* WHAT IS BEING ASKED *
Report every line in the listing that contains the string "transactions".

[Entries taken from a collection]
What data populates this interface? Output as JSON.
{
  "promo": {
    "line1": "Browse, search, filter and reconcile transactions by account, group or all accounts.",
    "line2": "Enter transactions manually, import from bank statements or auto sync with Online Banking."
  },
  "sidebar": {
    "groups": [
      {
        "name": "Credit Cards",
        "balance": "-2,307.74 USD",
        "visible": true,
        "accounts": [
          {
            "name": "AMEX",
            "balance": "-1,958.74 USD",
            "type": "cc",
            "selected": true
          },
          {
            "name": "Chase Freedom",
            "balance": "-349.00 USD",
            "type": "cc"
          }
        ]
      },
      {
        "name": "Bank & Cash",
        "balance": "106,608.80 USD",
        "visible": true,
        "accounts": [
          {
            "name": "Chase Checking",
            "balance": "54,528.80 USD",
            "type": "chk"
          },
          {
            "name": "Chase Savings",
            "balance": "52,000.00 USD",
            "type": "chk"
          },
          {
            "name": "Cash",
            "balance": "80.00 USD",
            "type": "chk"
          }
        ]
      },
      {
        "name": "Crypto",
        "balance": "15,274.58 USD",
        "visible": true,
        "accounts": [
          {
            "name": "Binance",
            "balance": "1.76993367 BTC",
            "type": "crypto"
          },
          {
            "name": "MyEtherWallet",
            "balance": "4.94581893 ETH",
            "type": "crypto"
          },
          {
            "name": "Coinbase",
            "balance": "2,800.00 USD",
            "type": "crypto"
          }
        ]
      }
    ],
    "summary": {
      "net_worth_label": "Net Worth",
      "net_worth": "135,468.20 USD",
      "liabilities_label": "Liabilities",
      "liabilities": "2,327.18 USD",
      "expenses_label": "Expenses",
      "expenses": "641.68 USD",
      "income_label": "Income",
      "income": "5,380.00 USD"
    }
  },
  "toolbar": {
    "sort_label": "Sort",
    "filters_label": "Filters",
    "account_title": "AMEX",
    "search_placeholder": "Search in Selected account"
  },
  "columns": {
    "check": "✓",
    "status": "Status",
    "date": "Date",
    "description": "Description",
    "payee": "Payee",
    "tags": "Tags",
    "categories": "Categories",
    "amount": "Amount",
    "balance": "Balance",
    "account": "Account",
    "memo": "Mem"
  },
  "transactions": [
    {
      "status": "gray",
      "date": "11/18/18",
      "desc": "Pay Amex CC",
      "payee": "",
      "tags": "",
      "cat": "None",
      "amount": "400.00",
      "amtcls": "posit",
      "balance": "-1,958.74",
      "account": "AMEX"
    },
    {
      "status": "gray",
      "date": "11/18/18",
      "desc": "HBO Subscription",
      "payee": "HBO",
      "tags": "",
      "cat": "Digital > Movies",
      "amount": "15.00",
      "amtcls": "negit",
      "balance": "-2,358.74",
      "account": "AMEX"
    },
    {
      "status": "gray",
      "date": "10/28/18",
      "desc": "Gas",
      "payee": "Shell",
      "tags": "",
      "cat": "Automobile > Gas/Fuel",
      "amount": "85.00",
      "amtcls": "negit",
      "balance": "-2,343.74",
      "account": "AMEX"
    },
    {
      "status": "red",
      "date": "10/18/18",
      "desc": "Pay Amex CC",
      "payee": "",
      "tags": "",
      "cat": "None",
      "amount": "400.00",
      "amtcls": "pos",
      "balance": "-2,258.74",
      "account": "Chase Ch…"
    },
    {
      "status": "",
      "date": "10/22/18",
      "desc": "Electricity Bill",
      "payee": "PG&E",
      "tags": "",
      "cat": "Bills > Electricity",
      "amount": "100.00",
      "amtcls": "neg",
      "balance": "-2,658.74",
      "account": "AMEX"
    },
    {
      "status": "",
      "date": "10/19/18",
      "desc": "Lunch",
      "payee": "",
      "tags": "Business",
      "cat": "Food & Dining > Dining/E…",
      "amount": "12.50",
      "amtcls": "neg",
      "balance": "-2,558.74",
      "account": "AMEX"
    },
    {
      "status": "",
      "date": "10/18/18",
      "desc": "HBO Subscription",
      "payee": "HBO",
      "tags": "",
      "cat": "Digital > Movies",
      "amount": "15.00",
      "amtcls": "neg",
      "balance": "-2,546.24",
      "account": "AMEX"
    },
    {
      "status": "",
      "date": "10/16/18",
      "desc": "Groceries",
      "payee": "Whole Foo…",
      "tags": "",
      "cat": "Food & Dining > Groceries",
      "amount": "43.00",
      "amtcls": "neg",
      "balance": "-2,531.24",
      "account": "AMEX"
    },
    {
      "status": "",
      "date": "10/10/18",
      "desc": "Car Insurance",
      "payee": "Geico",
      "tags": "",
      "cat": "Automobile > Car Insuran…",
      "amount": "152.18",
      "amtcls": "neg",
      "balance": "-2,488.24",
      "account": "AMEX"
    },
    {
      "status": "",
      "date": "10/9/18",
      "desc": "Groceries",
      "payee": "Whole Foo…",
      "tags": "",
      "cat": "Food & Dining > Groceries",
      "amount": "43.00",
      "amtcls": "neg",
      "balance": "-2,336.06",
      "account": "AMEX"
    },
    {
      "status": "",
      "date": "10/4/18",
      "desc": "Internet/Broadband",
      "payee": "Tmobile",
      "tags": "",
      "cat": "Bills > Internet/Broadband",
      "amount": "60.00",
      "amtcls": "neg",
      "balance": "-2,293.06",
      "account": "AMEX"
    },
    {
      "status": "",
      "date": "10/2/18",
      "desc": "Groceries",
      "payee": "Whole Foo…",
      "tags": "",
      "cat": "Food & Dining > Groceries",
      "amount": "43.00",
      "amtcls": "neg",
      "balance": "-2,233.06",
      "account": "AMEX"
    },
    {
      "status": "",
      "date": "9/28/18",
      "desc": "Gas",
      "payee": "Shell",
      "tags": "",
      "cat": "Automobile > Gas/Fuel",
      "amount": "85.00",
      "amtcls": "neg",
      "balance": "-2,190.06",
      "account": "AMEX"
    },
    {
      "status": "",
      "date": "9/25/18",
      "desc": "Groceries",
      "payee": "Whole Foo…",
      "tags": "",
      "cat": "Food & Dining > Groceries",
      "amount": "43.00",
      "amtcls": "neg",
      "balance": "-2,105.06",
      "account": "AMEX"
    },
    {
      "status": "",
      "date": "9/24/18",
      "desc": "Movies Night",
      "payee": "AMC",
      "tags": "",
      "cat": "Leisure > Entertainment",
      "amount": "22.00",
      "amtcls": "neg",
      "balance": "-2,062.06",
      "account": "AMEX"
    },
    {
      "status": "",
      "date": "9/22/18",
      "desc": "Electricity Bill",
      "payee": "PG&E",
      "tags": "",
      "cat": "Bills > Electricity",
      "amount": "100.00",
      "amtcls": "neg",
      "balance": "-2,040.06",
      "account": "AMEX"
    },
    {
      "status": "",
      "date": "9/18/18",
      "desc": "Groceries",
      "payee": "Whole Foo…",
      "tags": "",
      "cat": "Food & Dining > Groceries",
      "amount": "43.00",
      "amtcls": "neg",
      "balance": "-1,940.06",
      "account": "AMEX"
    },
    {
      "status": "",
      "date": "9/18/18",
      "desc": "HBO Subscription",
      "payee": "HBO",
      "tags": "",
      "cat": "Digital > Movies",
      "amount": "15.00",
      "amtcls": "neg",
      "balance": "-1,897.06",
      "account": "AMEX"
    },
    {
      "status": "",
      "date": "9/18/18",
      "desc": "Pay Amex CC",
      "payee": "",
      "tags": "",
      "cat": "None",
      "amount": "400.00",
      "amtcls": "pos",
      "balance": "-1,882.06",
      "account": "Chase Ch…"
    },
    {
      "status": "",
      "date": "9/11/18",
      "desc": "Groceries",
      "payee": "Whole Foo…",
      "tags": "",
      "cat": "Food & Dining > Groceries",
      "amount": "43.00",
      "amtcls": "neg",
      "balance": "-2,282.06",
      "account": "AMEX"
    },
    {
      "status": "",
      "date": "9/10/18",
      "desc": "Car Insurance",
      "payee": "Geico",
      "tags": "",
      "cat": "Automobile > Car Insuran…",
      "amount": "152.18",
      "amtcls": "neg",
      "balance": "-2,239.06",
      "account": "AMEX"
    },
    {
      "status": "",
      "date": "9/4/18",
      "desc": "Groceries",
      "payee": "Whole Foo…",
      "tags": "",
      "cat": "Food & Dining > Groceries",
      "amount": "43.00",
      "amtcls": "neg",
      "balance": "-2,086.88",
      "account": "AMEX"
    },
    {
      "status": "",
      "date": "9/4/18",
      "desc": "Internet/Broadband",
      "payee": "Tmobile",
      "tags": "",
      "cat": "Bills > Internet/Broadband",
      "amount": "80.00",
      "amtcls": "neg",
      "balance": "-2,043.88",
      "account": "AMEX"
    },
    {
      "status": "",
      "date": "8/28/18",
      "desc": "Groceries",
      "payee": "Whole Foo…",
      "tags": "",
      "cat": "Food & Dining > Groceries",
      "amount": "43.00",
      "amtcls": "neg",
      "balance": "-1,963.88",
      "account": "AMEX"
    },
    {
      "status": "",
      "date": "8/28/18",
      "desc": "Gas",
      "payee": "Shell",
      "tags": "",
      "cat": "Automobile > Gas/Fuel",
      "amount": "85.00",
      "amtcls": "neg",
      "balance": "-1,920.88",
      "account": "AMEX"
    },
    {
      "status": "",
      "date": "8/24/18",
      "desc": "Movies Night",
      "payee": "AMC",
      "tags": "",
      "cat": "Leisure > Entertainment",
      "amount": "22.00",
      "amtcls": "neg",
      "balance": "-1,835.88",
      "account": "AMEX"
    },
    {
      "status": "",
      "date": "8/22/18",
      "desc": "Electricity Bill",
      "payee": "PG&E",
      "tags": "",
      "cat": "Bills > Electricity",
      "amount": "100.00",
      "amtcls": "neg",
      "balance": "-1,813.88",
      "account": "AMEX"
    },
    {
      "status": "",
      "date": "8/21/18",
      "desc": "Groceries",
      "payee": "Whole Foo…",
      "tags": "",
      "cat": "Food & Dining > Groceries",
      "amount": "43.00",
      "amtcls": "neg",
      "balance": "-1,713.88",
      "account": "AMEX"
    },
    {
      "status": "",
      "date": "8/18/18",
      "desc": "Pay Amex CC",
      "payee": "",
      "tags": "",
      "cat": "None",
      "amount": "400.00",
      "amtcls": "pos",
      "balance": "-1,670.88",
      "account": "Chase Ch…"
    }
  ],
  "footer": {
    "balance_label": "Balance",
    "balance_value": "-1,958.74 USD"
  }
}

* ANSWER IN FULL *
    "line1": "Browse, search, filter and reconcile transactions by account, group or all accounts.",
    "line2": "Enter transactions manually, import from bank statements or auto sync with Online Banking."
  "transactions": [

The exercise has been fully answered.